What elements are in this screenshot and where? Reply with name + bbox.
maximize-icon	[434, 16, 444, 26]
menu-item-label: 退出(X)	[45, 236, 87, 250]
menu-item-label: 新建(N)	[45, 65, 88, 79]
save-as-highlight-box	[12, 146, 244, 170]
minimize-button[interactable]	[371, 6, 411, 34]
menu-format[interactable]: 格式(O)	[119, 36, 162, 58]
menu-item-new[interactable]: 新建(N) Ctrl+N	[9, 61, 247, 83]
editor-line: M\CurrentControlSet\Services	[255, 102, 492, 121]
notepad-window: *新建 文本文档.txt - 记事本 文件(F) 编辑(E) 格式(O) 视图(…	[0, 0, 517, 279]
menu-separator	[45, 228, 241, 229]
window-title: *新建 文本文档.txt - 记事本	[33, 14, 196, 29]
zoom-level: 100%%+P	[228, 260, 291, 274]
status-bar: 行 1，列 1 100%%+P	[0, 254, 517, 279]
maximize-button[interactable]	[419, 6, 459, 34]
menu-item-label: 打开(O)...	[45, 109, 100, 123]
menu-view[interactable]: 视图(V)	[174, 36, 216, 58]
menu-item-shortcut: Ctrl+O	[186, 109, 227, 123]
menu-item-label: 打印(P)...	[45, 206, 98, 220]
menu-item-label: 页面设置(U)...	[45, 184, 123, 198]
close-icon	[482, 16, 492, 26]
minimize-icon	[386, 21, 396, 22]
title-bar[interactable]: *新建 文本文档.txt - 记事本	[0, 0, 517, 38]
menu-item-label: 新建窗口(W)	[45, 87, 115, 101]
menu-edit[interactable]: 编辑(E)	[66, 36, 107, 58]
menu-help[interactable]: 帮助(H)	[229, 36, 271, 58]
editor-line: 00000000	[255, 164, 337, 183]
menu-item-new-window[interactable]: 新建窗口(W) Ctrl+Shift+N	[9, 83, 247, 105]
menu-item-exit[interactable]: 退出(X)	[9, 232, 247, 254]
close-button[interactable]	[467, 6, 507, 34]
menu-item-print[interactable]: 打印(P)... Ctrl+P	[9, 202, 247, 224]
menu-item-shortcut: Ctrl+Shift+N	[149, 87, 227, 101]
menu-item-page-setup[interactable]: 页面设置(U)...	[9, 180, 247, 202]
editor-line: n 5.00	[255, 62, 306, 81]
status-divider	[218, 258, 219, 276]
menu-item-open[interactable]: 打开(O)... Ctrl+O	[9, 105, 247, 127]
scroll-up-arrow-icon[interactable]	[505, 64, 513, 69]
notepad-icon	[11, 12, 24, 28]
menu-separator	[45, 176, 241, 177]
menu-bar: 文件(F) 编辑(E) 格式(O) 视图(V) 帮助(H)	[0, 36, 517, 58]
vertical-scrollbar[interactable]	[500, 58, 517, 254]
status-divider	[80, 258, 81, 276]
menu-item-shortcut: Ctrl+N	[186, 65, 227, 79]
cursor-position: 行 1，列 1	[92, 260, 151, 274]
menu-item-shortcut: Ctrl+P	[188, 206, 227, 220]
══════════════════════════════
> _Required task_
Locate every line in the records above that contains the string "新建窗口", and copy each such line in full. Treat the match as case-sensitive.

> _Output of the task_
menu-item-label: 新建窗口(W)	[45, 87, 115, 101]
menu-item-new-window[interactable]: 新建窗口(W) Ctrl+Shift+N	[9, 83, 247, 105]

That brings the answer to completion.